Given records:
--- Start ---
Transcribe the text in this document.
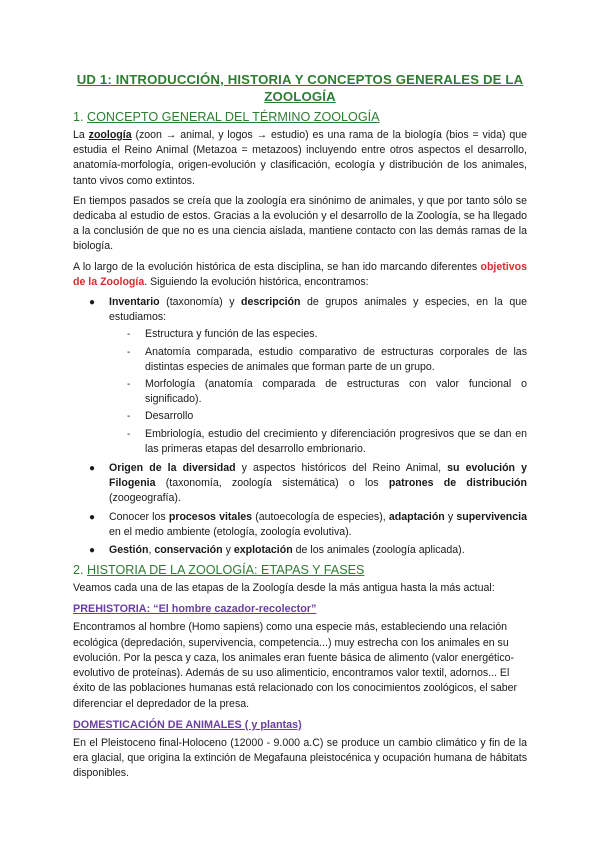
UD 1: INTRODUCCIÓN, HISTORIA Y CONCEPTOS GENERALES DE LA ZOOLOGÍA
1. CONCEPTO GENERAL DEL TÉRMINO ZOOLOGÍA

La zoología (zoon → animal, y logos → estudio) es una rama de la biología (bios = vida) que estudia el Reino Animal (Metazoa = metazoos) incluyendo entre otros aspectos el desarrollo, anatomía-morfología, origen-evolución y clasificación, ecología y distribución de los animales, tanto vivos como extintos.

En tiempos pasados se creía que la zoología era sinónimo de animales, y que por tanto sólo se dedicaba al estudio de estos. Gracias a la evolución y el desarrollo de la Zoología, se ha llegado a la conclusión de que no es una ciencia aislada, mantiene contacto con las demás ramas de la biología.

A lo largo de la evolución histórica de esta disciplina, se han ido marcando diferentes objetivos de la Zoología. Siguiendo la evolución histórica, encontramos:

● Inventario (taxonomía) y descripción de grupos animales y especies, en la que estudiamos:
- Estructura y función de las especies.
- Anatomía comparada, estudio comparativo de estructuras corporales de las distintas especies de animales que forman parte de un grupo.
- Morfología (anatomía comparada de estructuras con valor funcional o significado).
- Desarrollo
- Embriología, estudio del crecimiento y diferenciación progresivos que se dan en las primeras etapas del desarrollo embrionario.
● Origen de la diversidad y aspectos históricos del Reino Animal, su evolución y Filogenia (taxonomía, zoología sistemática) o los patrones de distribución (zoogeografía).
● Conocer los procesos vitales (autoecología de especies), adaptación y supervivencia en el medio ambiente (etología, zoología evolutiva).
● Gestión, conservación y explotación de los animales (zoología aplicada).
2. HISTORIA DE LA ZOOLOGÍA: ETAPAS Y FASES

Veamos cada una de las etapas de la Zoología desde la más antigua hasta la más actual:

PREHISTORIA: “El hombre cazador-recolector”

Encontramos al hombre (Homo sapiens) como una especie más, estableciendo una relación ecológica (depredación, supervivencia, competencia...) muy estrecha con los animales en su evolución. Por la pesca y caza, los animales eran fuente básica de alimento (valor energético-evolutivo de proteínas). Además de su uso alimenticio, encontramos valor textil, adornos... El éxito de las poblaciones humanas está relacionado con los conocimientos zoológicos, el saber diferenciar el depredador de la presa.

DOMESTICACIÓN DE ANIMALES ( y plantas)

En el Pleistoceno final-Holoceno (12000 - 9.000 a.C) se produce un cambio climático y fin de la era glacial, que origina la extinción de Megafauna pleistocénica y ocupación humana de hábitats disponibles.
--- End ---
What needs to be done:
What is the number of lines in the records that contain the word "valor"? Answer with the number and nothing else.

Right answer:
2